Records from a dataset
•••

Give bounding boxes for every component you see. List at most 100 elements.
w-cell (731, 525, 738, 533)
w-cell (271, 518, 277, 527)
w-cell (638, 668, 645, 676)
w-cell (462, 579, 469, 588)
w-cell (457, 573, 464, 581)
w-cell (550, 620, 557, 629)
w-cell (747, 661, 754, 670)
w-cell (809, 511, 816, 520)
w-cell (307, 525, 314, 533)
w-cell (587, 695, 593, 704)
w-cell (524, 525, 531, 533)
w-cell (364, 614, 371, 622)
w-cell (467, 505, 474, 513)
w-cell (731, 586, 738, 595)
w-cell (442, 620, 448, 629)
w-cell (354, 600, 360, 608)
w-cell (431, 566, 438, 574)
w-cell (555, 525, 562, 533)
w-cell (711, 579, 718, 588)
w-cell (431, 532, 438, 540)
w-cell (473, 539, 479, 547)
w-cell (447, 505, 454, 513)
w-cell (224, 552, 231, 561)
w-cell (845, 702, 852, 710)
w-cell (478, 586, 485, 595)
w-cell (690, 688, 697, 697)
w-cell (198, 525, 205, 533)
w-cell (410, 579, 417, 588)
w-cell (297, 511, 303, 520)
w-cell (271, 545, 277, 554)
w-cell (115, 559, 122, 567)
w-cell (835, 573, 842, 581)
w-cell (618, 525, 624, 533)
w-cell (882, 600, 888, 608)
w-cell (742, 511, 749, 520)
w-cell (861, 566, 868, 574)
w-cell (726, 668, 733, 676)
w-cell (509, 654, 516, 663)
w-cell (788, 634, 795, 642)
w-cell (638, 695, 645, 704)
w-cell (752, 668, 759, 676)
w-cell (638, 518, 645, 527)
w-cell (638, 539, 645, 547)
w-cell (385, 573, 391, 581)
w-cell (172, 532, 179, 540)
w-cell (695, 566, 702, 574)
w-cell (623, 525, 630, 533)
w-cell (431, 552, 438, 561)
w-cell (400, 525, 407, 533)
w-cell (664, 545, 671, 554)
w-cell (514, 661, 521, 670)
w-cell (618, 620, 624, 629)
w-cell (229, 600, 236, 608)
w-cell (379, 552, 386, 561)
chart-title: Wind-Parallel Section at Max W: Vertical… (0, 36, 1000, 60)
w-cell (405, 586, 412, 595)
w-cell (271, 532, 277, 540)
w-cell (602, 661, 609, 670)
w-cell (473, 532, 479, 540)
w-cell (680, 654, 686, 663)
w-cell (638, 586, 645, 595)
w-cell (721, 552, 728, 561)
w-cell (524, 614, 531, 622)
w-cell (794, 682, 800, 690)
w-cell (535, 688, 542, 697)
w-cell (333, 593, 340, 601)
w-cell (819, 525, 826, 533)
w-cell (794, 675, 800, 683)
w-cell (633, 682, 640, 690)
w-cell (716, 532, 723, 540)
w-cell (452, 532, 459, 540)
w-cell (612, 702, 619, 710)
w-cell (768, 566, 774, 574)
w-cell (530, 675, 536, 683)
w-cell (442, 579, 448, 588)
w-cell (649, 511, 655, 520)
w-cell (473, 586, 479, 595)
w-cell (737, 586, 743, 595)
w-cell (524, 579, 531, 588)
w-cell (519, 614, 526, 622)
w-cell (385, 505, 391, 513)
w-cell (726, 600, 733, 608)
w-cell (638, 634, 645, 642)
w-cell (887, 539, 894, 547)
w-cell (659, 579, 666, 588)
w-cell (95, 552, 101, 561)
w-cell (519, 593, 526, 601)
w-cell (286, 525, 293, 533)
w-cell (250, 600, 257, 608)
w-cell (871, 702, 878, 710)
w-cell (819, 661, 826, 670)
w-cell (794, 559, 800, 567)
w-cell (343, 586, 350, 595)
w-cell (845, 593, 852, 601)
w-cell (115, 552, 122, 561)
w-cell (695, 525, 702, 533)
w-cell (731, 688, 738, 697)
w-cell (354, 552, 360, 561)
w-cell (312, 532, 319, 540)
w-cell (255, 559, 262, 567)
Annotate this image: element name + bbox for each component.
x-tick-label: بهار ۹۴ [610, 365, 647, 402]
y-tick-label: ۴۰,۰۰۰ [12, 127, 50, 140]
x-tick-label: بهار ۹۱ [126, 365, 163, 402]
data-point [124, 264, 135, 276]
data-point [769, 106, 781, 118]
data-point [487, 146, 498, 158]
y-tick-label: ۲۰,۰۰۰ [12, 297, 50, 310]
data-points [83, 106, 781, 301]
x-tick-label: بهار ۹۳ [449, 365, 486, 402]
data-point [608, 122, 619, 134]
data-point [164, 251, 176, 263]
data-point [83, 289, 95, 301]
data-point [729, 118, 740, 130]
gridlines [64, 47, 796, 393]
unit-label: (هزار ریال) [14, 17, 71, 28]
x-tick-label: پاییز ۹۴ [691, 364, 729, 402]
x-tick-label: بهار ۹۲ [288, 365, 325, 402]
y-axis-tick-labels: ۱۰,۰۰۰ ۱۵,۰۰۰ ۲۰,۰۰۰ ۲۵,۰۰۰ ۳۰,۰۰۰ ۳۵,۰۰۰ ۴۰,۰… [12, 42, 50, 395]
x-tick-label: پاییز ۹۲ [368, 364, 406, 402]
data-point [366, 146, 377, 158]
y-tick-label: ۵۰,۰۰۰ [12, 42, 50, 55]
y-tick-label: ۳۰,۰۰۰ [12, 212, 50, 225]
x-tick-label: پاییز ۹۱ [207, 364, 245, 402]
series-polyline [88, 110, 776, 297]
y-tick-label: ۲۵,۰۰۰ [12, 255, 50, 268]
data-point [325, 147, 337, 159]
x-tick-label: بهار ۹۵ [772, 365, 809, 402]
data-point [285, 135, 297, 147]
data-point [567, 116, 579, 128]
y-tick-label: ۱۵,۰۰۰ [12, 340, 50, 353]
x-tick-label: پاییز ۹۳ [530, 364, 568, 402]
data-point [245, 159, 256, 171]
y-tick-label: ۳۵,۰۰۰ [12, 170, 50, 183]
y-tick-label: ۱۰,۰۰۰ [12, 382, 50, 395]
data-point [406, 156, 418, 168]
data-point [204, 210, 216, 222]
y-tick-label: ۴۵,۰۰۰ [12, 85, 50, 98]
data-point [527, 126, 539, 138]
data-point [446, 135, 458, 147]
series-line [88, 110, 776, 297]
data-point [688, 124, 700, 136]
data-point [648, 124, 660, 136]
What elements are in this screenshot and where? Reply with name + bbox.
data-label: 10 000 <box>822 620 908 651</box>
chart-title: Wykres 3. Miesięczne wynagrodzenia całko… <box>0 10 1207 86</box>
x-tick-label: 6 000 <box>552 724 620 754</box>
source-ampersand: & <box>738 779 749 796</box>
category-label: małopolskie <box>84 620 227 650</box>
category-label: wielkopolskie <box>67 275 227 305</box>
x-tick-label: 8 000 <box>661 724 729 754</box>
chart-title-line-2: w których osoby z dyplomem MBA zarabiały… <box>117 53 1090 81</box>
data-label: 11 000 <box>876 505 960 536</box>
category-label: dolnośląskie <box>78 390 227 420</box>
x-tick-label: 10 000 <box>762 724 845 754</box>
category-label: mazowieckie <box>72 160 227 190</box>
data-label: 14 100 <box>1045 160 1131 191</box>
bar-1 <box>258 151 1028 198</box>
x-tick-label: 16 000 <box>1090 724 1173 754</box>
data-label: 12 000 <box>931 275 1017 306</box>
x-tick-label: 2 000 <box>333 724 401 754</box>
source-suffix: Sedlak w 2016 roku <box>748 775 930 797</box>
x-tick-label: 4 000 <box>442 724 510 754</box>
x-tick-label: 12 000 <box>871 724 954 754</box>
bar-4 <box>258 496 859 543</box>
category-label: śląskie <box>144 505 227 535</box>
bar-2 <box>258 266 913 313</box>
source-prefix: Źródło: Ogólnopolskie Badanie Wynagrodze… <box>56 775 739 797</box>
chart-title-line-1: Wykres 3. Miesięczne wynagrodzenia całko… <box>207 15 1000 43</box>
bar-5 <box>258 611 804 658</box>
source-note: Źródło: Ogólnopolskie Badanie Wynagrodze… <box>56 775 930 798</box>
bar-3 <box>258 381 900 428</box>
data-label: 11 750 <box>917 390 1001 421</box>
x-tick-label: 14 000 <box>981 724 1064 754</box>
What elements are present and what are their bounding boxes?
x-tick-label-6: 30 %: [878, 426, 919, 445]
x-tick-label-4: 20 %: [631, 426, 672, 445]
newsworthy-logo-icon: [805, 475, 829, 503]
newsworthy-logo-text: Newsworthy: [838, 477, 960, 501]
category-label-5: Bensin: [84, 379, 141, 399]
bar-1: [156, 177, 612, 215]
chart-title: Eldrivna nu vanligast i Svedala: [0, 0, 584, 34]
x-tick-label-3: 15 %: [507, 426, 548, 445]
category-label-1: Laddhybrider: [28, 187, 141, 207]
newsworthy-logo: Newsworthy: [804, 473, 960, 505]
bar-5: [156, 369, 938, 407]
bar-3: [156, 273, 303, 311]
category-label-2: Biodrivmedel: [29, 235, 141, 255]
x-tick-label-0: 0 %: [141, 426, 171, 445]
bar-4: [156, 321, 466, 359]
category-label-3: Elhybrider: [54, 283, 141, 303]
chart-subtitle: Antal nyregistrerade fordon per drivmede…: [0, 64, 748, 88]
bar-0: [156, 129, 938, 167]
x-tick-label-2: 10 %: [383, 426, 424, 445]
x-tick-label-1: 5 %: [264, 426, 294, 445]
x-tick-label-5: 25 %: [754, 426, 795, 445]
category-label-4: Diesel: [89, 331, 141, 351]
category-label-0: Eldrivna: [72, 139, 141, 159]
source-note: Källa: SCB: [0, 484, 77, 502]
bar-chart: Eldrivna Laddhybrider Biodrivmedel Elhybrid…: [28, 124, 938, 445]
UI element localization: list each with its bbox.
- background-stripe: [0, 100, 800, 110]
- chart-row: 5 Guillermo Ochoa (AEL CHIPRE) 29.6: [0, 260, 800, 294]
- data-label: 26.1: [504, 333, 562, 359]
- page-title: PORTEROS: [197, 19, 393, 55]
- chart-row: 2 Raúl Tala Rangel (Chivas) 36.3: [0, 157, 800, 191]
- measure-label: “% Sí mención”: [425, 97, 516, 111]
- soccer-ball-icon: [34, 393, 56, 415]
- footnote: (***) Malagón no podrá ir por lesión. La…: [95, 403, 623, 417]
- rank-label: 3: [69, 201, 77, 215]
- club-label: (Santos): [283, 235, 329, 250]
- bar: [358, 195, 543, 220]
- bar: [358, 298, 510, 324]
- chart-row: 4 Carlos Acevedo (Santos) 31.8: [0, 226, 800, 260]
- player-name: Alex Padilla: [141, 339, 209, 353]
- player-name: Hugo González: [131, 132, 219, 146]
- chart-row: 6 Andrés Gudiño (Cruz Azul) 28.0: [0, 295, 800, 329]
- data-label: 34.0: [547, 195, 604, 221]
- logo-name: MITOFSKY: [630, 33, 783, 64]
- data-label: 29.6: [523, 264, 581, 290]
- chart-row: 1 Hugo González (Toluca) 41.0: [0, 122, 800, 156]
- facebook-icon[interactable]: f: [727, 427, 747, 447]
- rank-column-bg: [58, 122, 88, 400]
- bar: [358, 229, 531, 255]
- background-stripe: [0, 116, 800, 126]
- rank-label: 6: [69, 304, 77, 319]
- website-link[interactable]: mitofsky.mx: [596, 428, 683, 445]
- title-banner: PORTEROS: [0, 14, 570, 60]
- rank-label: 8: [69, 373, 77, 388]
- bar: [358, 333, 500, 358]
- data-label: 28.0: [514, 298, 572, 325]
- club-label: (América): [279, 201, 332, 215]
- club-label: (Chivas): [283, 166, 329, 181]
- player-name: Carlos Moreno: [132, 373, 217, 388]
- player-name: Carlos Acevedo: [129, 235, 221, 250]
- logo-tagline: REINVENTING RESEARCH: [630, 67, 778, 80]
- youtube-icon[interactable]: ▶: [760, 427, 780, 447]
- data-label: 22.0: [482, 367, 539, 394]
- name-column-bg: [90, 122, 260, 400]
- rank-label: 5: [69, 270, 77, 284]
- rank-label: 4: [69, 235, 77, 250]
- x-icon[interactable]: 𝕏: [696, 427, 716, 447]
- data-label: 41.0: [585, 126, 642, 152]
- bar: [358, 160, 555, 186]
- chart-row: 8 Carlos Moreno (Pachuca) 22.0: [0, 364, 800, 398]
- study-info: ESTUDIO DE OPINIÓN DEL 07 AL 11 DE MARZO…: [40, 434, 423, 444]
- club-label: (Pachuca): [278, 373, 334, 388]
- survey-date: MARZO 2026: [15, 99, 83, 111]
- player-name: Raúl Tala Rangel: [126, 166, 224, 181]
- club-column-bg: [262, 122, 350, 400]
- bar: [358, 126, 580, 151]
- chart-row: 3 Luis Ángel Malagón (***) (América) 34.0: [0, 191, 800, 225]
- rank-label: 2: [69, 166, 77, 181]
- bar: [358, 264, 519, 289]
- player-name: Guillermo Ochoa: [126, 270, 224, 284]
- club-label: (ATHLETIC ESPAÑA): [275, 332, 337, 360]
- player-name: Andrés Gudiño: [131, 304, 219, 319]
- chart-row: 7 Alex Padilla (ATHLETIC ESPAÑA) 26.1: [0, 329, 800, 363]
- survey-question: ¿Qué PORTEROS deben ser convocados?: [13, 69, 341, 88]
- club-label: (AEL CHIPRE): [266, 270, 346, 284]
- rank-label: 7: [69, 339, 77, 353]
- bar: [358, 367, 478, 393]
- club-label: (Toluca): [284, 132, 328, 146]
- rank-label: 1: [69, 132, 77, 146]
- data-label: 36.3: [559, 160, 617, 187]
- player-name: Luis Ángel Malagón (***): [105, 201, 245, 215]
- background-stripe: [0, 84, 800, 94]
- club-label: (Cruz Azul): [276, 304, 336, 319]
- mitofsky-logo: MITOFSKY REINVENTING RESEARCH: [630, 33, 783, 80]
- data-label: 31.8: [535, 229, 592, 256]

•••

Can you transcribe, line for line and unchanged, the records from their very first line through the line containing "w-cell (354, 600, 360, 608)", with both ends included?

Complete answer:
Give bounding boxes for every component you see. List at most 100 elements.
w-cell (731, 525, 738, 533)
w-cell (271, 518, 277, 527)
w-cell (638, 668, 645, 676)
w-cell (462, 579, 469, 588)
w-cell (457, 573, 464, 581)
w-cell (550, 620, 557, 629)
w-cell (747, 661, 754, 670)
w-cell (809, 511, 816, 520)
w-cell (307, 525, 314, 533)
w-cell (587, 695, 593, 704)
w-cell (524, 525, 531, 533)
w-cell (364, 614, 371, 622)
w-cell (467, 505, 474, 513)
w-cell (731, 586, 738, 595)
w-cell (442, 620, 448, 629)
w-cell (354, 600, 360, 608)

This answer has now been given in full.